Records
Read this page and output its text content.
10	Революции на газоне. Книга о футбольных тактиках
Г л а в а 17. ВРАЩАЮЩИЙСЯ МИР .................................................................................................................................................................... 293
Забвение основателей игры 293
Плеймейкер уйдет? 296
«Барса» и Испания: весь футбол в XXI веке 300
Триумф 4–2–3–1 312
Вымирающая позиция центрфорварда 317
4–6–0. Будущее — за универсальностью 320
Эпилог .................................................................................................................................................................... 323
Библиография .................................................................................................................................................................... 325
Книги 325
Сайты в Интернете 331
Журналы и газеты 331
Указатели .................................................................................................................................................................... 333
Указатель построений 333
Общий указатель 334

---

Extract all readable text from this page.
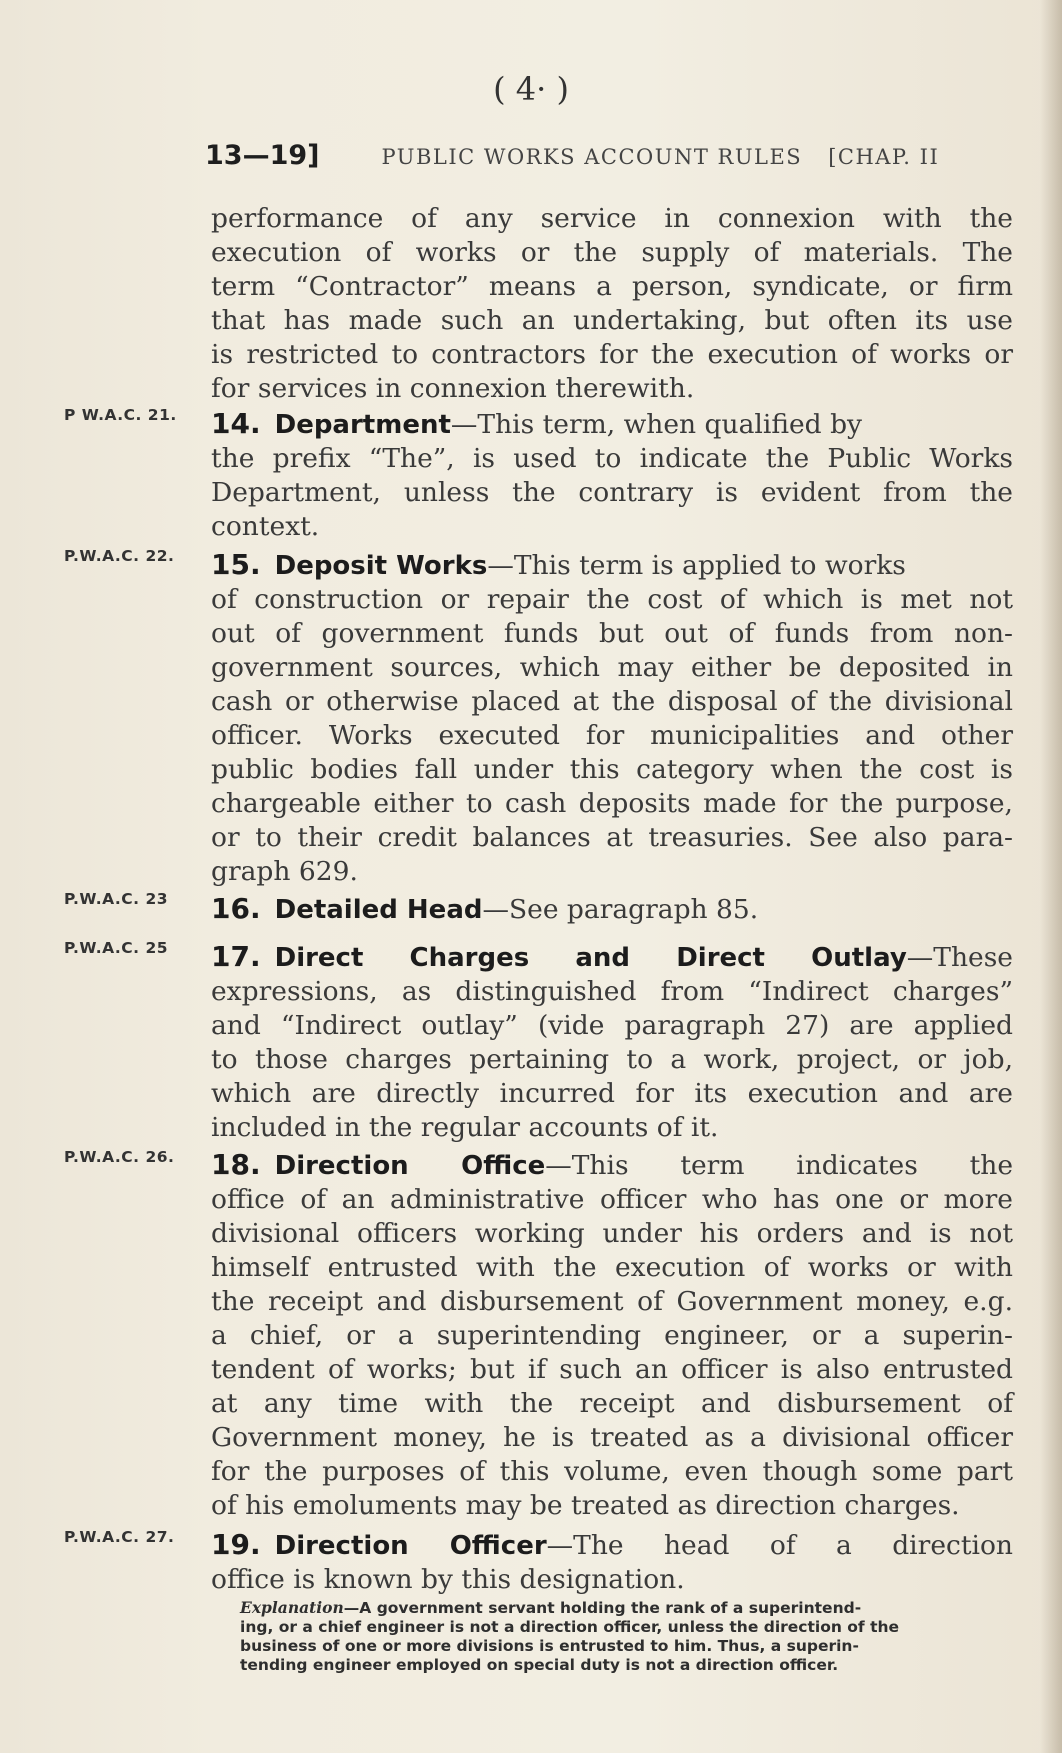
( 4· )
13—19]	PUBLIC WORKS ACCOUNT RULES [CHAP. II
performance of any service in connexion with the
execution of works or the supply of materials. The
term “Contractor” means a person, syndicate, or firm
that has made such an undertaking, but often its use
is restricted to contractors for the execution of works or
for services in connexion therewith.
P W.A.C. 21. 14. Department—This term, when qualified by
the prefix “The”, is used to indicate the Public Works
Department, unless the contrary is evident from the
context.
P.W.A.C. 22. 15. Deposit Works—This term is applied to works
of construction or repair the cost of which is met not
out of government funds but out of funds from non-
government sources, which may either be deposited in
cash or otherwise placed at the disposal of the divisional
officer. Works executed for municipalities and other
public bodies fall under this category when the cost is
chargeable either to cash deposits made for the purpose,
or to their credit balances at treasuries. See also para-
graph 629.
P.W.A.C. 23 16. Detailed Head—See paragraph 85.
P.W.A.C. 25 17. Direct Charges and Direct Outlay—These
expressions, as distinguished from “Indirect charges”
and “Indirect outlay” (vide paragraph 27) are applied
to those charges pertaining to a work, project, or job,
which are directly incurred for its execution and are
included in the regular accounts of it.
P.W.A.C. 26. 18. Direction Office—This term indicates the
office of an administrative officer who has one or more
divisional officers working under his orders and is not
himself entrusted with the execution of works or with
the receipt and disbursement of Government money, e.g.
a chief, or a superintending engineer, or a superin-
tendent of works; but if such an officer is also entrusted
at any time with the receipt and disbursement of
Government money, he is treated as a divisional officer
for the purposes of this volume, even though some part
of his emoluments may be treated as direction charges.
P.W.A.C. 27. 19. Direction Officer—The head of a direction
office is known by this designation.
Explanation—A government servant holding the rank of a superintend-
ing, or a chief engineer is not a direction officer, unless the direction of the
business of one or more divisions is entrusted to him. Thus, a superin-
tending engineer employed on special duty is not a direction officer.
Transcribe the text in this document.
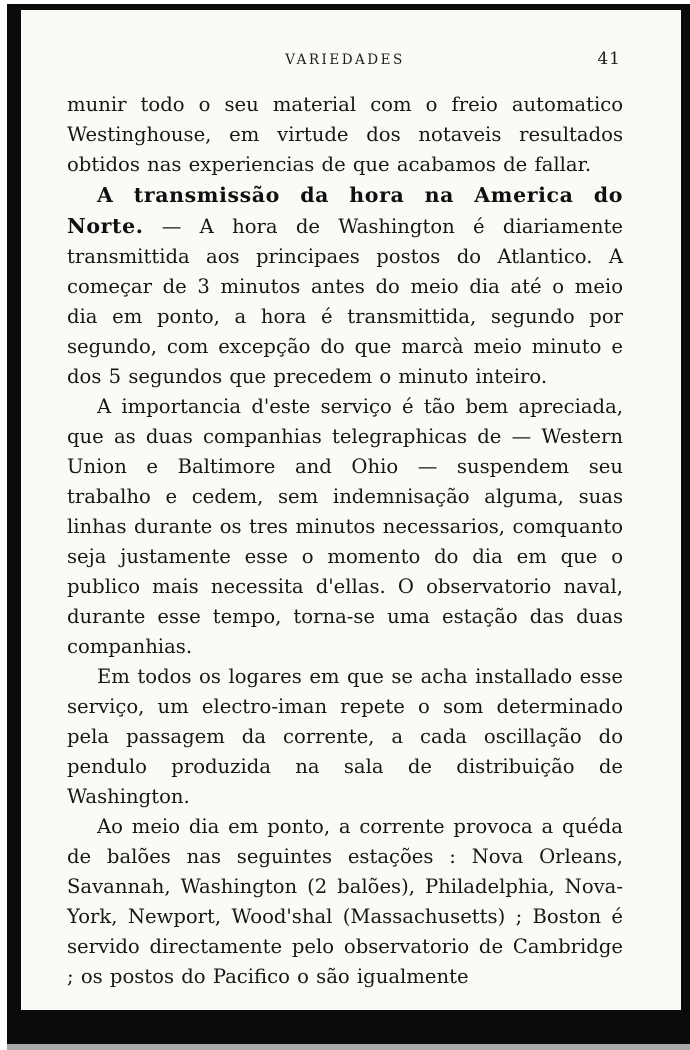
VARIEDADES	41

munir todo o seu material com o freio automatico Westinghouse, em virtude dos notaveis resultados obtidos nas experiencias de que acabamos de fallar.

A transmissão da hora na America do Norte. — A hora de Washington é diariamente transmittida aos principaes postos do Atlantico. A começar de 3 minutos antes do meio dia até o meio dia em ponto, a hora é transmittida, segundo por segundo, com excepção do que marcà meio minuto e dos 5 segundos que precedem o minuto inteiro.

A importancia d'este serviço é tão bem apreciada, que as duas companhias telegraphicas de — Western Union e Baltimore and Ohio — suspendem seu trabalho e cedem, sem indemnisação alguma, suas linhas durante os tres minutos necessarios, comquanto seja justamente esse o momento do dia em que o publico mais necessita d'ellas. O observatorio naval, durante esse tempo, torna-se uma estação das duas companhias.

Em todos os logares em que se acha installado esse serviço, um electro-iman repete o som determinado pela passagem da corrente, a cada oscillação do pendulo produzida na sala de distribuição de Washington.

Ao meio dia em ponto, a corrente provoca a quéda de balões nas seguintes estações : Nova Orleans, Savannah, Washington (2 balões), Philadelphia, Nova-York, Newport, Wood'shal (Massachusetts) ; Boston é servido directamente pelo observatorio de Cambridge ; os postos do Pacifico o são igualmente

_TASK DETAILS_: Search the records above for the string "engineer". Copy every line that contains it.

_RESULT_:
a chief, or a superintending engineer, or a superin-
ing, or a chief engineer is not a direction officer, unless the direction of the
tending engineer employed on special duty is not a direction officer.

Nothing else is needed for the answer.